OBJECTIVE
Print out each record below, unaltered and complete, without its images.

DATASET ROWS
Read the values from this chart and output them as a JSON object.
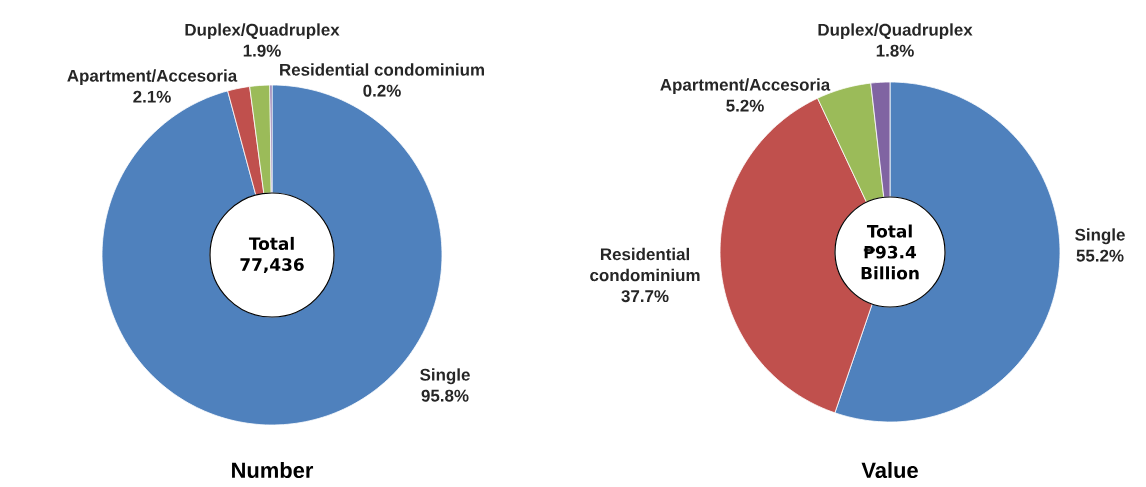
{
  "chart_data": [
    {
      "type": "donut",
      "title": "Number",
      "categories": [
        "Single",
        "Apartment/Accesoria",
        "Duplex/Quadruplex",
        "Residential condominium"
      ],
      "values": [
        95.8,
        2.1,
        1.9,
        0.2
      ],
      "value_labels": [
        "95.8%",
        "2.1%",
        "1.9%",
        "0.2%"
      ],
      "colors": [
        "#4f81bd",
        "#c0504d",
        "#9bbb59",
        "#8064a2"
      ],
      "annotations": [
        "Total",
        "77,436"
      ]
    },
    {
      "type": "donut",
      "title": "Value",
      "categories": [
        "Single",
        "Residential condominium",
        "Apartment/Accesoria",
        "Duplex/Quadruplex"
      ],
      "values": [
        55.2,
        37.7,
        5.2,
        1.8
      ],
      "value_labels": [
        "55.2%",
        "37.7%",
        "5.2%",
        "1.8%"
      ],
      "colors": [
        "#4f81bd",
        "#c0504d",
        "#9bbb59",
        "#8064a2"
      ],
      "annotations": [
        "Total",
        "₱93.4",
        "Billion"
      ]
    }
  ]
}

ANSWER
Read the values from this chart and output them as a JSON object.
{
  "chart_data": [
    {
      "type": "donut",
      "title": "Number",
      "categories": [
        "Single",
        "Apartment/Accesoria",
        "Duplex/Quadruplex",
        "Residential condominium"
      ],
      "values": [
        95.8,
        2.1,
        1.9,
        0.2
      ],
      "value_labels": [
        "95.8%",
        "2.1%",
        "1.9%",
        "0.2%"
      ],
      "colors": [
        "#4f81bd",
        "#c0504d",
        "#9bbb59",
        "#8064a2"
      ],
      "annotations": [
        "Total",
        "77,436"
      ]
    },
    {
      "type": "donut",
      "title": "Value",
      "categories": [
        "Single",
        "Residential condominium",
        "Apartment/Accesoria",
        "Duplex/Quadruplex"
      ],
      "values": [
        55.2,
        37.7,
        5.2,
        1.8
      ],
      "value_labels": [
        "55.2%",
        "37.7%",
        "5.2%",
        "1.8%"
      ],
      "colors": [
        "#4f81bd",
        "#c0504d",
        "#9bbb59",
        "#8064a2"
      ],
      "annotations": [
        "Total",
        "₱93.4",
        "Billion"
      ]
    }
  ]
}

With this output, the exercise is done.